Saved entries
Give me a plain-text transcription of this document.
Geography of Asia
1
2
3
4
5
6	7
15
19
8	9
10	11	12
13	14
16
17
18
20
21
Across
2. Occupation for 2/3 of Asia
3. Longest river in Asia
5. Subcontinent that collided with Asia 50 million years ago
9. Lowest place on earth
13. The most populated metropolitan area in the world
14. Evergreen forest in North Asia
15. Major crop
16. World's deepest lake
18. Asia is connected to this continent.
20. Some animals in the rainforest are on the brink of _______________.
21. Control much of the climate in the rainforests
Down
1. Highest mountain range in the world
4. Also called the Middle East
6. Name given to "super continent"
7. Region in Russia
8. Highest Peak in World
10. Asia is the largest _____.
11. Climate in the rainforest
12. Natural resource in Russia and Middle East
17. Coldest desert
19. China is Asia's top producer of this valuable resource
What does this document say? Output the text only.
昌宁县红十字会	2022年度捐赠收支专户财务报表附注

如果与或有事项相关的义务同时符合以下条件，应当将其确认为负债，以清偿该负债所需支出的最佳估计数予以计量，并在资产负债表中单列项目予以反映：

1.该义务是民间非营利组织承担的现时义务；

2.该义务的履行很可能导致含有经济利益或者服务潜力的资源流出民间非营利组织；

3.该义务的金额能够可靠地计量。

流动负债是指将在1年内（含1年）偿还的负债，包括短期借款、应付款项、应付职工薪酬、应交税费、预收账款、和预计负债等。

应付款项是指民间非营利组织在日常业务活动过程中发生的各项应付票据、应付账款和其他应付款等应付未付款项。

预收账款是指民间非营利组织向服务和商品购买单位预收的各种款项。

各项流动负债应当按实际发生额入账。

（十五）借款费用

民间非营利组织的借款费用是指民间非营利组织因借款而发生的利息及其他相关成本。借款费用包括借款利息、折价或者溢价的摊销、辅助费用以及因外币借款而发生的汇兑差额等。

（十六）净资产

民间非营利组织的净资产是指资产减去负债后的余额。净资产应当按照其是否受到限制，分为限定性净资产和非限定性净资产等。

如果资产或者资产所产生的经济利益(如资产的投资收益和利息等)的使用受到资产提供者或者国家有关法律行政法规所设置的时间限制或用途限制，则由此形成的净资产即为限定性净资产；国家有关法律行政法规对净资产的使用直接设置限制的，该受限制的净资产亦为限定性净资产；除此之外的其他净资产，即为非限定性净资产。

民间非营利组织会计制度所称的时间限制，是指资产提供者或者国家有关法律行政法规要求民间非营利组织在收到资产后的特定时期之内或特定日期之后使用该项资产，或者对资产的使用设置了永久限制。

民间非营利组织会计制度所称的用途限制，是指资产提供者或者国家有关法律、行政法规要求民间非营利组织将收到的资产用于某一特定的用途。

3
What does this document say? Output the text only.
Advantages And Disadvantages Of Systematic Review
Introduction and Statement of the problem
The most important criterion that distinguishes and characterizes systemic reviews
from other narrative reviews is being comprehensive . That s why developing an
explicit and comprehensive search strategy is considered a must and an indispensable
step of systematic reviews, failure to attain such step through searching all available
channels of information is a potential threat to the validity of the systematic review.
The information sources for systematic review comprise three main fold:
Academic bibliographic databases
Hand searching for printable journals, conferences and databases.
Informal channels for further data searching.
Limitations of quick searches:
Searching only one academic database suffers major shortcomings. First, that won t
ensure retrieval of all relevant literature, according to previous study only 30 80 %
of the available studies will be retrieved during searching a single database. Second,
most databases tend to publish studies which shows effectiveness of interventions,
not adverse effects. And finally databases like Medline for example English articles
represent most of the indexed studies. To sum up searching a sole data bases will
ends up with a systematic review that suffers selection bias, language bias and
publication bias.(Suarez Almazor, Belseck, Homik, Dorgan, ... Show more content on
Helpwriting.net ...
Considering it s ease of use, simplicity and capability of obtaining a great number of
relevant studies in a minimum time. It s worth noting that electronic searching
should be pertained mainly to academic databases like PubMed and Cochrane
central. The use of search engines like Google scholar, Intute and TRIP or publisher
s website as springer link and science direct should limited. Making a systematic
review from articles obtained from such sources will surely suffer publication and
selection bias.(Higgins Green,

§ **TASK REQUIREMENTS**
Give back each line above precisely as it stands.

§ **TASK OUTPUT**
Give me a plain-text transcription of this document.
Geography of Asia
1
2
3
4
5
6	7
15
19
8	9
10	11	12
13	14
16
17
18
20
21
Across
2. Occupation for 2/3 of Asia
3. Longest river in Asia
5. Subcontinent that collided with Asia 50 million years ago
9. Lowest place on earth
13. The most populated metropolitan area in the world
14. Evergreen forest in North Asia
15. Major crop
16. World's deepest lake
18. Asia is connected to this continent.
20. Some animals in the rainforest are on the brink of _______________.
21. Control much of the climate in the rainforests
Down
1. Highest mountain range in the world
4. Also called the Middle East
6. Name given to "super continent"
7. Region in Russia
8. Highest Peak in World
10. Asia is the largest _____.
11. Climate in the rainforest
12. Natural resource in Russia and Middle East
17. Coldest desert
19. China is Asia's top producer of this valuable resource
What does this document say? Output the text only.
昌宁县红十字会	2022年度捐赠收支专户财务报表附注

如果与或有事项相关的义务同时符合以下条件，应当将其确认为负债，以清偿该负债所需支出的最佳估计数予以计量，并在资产负债表中单列项目予以反映：

1.该义务是民间非营利组织承担的现时义务；

2.该义务的履行很可能导致含有经济利益或者服务潜力的资源流出民间非营利组织；

3.该义务的金额能够可靠地计量。

流动负债是指将在1年内（含1年）偿还的负债，包括短期借款、应付款项、应付职工薪酬、应交税费、预收账款、和预计负债等。

应付款项是指民间非营利组织在日常业务活动过程中发生的各项应付票据、应付账款和其他应付款等应付未付款项。

预收账款是指民间非营利组织向服务和商品购买单位预收的各种款项。

各项流动负债应当按实际发生额入账。

（十五）借款费用

民间非营利组织的借款费用是指民间非营利组织因借款而发生的利息及其他相关成本。借款费用包括借款利息、折价或者溢价的摊销、辅助费用以及因外币借款而发生的汇兑差额等。

（十六）净资产

民间非营利组织的净资产是指资产减去负债后的余额。净资产应当按照其是否受到限制，分为限定性净资产和非限定性净资产等。

如果资产或者资产所产生的经济利益(如资产的投资收益和利息等)的使用受到资产提供者或者国家有关法律行政法规所设置的时间限制或用途限制，则由此形成的净资产即为限定性净资产；国家有关法律行政法规对净资产的使用直接设置限制的，该受限制的净资产亦为限定性净资产；除此之外的其他净资产，即为非限定性净资产。

民间非营利组织会计制度所称的时间限制，是指资产提供者或者国家有关法律行政法规要求民间非营利组织在收到资产后的特定时期之内或特定日期之后使用该项资产，或者对资产的使用设置了永久限制。

民间非营利组织会计制度所称的用途限制，是指资产提供者或者国家有关法律、行政法规要求民间非营利组织将收到的资产用于某一特定的用途。

3
What does this document say? Output the text only.
Advantages And Disadvantages Of Systematic Review
Introduction and Statement of the problem
The most important criterion that distinguishes and characterizes systemic reviews
from other narrative reviews is being comprehensive . That s why developing an
explicit and comprehensive search strategy is considered a must and an indispensable
step of systematic reviews, failure to attain such step through searching all available
channels of information is a potential threat to the validity of the systematic review.
The information sources for systematic review comprise three main fold:
Academic bibliographic databases
Hand searching for printable journals, conferences and databases.
Informal channels for further data searching.
Limitations of quick searches:
Searching only one academic database suffers major shortcomings. First, that won t
ensure retrieval of all relevant literature, according to previous study only 30 80 %
of the available studies will be retrieved during searching a single database. Second,
most databases tend to publish studies which shows effectiveness of interventions,
not adverse effects. And finally databases like Medline for example English articles
represent most of the indexed studies. To sum up searching a sole data bases will
ends up with a systematic review that suffers selection bias, language bias and
publication bias.(Suarez Almazor, Belseck, Homik, Dorgan, ... Show more content on
Helpwriting.net ...
Considering it s ease of use, simplicity and capability of obtaining a great number of
relevant studies in a minimum time. It s worth noting that electronic searching
should be pertained mainly to academic databases like PubMed and Cochrane
central. The use of search engines like Google scholar, Intute and TRIP or publisher
s website as springer link and science direct should limited. Making a systematic
review from articles obtained from such sources will surely suffer publication and
selection bias.(Higgins Green,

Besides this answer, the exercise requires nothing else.